Information supplied

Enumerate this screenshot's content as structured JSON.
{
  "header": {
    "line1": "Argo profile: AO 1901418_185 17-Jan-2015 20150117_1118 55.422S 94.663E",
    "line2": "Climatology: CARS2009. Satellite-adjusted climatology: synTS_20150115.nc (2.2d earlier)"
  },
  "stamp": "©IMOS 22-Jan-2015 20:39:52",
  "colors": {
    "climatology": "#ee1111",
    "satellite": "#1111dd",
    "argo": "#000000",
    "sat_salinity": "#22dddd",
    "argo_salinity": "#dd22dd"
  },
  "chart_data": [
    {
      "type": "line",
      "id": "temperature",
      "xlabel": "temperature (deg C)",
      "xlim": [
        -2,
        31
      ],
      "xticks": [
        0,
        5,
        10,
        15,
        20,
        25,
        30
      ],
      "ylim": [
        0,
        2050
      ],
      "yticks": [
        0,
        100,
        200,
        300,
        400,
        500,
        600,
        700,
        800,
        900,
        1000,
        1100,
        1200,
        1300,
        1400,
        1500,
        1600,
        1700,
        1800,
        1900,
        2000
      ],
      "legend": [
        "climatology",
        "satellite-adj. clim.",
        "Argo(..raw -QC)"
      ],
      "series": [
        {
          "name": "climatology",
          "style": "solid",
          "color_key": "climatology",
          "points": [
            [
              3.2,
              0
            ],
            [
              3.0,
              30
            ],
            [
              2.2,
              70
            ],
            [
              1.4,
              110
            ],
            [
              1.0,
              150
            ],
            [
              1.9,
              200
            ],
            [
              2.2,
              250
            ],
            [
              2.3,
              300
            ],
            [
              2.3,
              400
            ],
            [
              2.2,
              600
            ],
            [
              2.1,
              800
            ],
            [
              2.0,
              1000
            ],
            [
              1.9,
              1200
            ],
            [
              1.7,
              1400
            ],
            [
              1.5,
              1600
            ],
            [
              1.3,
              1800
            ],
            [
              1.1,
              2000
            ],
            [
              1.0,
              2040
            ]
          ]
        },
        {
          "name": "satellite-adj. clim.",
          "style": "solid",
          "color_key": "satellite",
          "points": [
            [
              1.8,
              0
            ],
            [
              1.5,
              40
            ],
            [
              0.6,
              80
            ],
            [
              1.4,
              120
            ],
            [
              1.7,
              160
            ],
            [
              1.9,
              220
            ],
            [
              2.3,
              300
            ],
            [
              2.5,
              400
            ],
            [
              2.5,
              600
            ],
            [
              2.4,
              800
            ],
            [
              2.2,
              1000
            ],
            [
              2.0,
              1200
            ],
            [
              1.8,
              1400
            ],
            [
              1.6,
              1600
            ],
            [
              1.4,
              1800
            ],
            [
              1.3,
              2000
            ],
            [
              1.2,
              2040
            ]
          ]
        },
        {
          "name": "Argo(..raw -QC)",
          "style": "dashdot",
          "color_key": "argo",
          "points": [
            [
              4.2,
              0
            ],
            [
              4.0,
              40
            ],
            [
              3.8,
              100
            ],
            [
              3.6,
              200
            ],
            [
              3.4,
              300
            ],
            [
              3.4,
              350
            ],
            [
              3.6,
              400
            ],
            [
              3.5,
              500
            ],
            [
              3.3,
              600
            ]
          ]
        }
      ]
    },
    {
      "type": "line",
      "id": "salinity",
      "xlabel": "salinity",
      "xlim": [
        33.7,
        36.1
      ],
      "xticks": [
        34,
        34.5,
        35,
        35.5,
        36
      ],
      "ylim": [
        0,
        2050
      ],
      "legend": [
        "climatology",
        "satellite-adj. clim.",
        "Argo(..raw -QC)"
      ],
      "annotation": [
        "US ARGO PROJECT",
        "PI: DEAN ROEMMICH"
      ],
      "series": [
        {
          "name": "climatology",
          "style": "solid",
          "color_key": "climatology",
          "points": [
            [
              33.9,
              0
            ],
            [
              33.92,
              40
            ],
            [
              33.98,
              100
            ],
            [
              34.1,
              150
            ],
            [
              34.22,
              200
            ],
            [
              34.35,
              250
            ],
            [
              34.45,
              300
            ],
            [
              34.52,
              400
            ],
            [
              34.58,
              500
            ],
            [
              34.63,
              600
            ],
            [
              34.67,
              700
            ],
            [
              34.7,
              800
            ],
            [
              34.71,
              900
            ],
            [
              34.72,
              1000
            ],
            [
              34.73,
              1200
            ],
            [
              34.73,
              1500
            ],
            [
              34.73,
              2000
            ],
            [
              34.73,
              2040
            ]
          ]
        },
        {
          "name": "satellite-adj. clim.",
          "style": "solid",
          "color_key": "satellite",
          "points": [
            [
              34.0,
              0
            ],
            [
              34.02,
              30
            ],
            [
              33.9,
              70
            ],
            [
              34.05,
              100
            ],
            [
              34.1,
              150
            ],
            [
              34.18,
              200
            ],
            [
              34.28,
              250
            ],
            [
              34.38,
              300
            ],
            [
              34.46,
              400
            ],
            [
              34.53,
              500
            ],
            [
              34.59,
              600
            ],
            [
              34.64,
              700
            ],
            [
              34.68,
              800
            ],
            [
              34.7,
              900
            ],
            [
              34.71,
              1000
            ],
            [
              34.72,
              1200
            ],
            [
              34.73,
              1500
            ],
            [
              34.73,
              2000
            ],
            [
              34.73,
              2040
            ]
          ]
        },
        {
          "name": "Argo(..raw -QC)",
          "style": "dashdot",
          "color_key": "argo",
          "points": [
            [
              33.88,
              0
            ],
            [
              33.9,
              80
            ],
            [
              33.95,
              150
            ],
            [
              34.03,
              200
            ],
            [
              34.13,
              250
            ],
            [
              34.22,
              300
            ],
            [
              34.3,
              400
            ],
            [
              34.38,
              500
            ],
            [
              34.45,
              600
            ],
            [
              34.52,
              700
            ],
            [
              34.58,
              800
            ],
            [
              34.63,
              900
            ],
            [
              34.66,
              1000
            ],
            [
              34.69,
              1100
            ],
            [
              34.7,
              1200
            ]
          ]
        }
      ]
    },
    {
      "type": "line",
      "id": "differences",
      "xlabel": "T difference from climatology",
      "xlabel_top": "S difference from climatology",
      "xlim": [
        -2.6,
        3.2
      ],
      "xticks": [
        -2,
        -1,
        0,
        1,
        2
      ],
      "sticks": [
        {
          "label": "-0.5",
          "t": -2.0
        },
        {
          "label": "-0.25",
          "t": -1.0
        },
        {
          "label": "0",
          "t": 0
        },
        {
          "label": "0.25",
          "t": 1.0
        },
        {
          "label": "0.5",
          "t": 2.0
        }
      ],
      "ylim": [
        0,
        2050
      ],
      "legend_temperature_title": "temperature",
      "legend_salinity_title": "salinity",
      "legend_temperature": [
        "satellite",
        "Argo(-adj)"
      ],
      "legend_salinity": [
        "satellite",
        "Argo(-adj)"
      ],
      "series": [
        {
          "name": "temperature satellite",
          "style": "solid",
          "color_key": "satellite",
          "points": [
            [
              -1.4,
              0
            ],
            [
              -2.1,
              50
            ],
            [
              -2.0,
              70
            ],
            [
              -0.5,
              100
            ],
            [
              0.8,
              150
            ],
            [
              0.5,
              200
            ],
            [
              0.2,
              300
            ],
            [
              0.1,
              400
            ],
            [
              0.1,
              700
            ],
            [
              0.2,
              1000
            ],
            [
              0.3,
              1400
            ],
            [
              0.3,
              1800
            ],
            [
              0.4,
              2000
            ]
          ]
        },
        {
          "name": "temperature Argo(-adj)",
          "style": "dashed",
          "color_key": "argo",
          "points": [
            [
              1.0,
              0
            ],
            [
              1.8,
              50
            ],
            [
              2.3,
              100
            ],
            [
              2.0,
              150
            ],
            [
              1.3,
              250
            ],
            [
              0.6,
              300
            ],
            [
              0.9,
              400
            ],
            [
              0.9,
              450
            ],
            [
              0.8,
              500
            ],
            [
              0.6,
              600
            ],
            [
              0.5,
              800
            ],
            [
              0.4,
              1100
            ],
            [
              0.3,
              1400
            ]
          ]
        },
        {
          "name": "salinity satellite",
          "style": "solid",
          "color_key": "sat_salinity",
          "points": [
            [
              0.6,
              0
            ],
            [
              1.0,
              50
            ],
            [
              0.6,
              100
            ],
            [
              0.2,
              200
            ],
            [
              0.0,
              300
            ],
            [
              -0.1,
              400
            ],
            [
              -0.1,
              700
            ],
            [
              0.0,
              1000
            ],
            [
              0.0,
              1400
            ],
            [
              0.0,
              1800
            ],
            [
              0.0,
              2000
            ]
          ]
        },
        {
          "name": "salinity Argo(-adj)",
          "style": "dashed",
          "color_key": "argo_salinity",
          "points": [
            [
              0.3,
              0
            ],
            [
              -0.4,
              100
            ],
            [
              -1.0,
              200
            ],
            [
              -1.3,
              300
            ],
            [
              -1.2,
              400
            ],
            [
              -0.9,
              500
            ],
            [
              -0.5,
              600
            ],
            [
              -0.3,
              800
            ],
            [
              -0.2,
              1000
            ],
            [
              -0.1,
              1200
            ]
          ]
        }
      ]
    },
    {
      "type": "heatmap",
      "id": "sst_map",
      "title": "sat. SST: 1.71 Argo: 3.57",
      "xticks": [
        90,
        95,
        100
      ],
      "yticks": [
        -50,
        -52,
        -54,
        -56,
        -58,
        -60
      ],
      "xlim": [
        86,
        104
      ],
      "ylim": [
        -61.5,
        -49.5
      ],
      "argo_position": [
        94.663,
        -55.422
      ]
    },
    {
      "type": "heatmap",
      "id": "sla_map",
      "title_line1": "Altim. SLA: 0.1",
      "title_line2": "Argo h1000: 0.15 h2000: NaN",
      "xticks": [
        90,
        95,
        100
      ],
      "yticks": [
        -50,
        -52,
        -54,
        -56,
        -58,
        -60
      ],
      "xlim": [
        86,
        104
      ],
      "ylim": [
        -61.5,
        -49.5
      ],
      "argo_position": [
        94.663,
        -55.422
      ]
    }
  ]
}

Exercise task
Look over the listing above. Pick out and copy every line that includes "name".

Written response
          "name": "climatology",
          "name": "satellite-adj. clim.",
          "name": "Argo(..raw -QC)",
          "name": "climatology",
          "name": "satellite-adj. clim.",
          "name": "Argo(..raw -QC)",
          "name": "temperature satellite",
          "name": "temperature Argo(-adj)",
          "name": "salinity satellite",
          "name": "salinity Argo(-adj)",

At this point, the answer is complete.